### [OBJECTIVE]
Print every record below exactly as written.

### [DATA FOR PROCESSING]

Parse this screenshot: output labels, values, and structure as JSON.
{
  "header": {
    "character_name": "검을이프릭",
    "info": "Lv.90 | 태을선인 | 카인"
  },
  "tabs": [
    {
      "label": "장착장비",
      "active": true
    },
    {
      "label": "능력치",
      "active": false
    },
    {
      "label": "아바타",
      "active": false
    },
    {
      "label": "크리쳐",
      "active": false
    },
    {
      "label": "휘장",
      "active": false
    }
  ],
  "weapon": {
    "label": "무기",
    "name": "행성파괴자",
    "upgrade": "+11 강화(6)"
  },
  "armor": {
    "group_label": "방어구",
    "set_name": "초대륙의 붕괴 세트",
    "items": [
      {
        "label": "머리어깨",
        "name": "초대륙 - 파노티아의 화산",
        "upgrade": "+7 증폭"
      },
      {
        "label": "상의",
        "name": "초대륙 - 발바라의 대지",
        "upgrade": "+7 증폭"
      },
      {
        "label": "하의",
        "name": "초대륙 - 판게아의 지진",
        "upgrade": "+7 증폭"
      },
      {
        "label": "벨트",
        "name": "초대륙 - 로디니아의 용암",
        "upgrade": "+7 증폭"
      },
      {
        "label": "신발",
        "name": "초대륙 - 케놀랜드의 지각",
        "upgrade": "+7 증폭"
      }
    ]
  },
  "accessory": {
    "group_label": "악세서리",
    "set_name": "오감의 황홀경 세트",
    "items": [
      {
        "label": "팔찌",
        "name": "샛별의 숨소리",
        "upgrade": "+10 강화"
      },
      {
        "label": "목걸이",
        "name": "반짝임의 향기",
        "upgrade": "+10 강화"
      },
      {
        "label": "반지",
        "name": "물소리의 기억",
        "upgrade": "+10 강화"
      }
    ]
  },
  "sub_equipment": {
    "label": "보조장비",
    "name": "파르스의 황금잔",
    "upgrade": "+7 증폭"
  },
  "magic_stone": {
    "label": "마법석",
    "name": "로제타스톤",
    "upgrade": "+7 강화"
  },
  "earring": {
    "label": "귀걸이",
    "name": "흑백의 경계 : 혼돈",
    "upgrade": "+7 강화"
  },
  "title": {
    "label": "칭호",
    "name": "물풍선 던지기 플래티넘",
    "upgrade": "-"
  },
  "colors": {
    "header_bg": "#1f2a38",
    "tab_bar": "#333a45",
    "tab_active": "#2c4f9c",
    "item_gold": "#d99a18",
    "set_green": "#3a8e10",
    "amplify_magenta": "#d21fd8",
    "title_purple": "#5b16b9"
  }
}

### [EXERCISE RESPONSE]
Parse this screenshot: output labels, values, and structure as JSON.
{
  "header": {
    "character_name": "검을이프릭",
    "info": "Lv.90 | 태을선인 | 카인"
  },
  "tabs": [
    {
      "label": "장착장비",
      "active": true
    },
    {
      "label": "능력치",
      "active": false
    },
    {
      "label": "아바타",
      "active": false
    },
    {
      "label": "크리쳐",
      "active": false
    },
    {
      "label": "휘장",
      "active": false
    }
  ],
  "weapon": {
    "label": "무기",
    "name": "행성파괴자",
    "upgrade": "+11 강화(6)"
  },
  "armor": {
    "group_label": "방어구",
    "set_name": "초대륙의 붕괴 세트",
    "items": [
      {
        "label": "머리어깨",
        "name": "초대륙 - 파노티아의 화산",
        "upgrade": "+7 증폭"
      },
      {
        "label": "상의",
        "name": "초대륙 - 발바라의 대지",
        "upgrade": "+7 증폭"
      },
      {
        "label": "하의",
        "name": "초대륙 - 판게아의 지진",
        "upgrade": "+7 증폭"
      },
      {
        "label": "벨트",
        "name": "초대륙 - 로디니아의 용암",
        "upgrade": "+7 증폭"
      },
      {
        "label": "신발",
        "name": "초대륙 - 케놀랜드의 지각",
        "upgrade": "+7 증폭"
      }
    ]
  },
  "accessory": {
    "group_label": "악세서리",
    "set_name": "오감의 황홀경 세트",
    "items": [
      {
        "label": "팔찌",
        "name": "샛별의 숨소리",
        "upgrade": "+10 강화"
      },
      {
        "label": "목걸이",
        "name": "반짝임의 향기",
        "upgrade": "+10 강화"
      },
      {
        "label": "반지",
        "name": "물소리의 기억",
        "upgrade": "+10 강화"
      }
    ]
  },
  "sub_equipment": {
    "label": "보조장비",
    "name": "파르스의 황금잔",
    "upgrade": "+7 증폭"
  },
  "magic_stone": {
    "label": "마법석",
    "name": "로제타스톤",
    "upgrade": "+7 강화"
  },
  "earring": {
    "label": "귀걸이",
    "name": "흑백의 경계 : 혼돈",
    "upgrade": "+7 강화"
  },
  "title": {
    "label": "칭호",
    "name": "물풍선 던지기 플래티넘",
    "upgrade": "-"
  },
  "colors": {
    "header_bg": "#1f2a38",
    "tab_bar": "#333a45",
    "tab_active": "#2c4f9c",
    "item_gold": "#d99a18",
    "set_green": "#3a8e10",
    "amplify_magenta": "#d21fd8",
    "title_purple": "#5b16b9"
  }
}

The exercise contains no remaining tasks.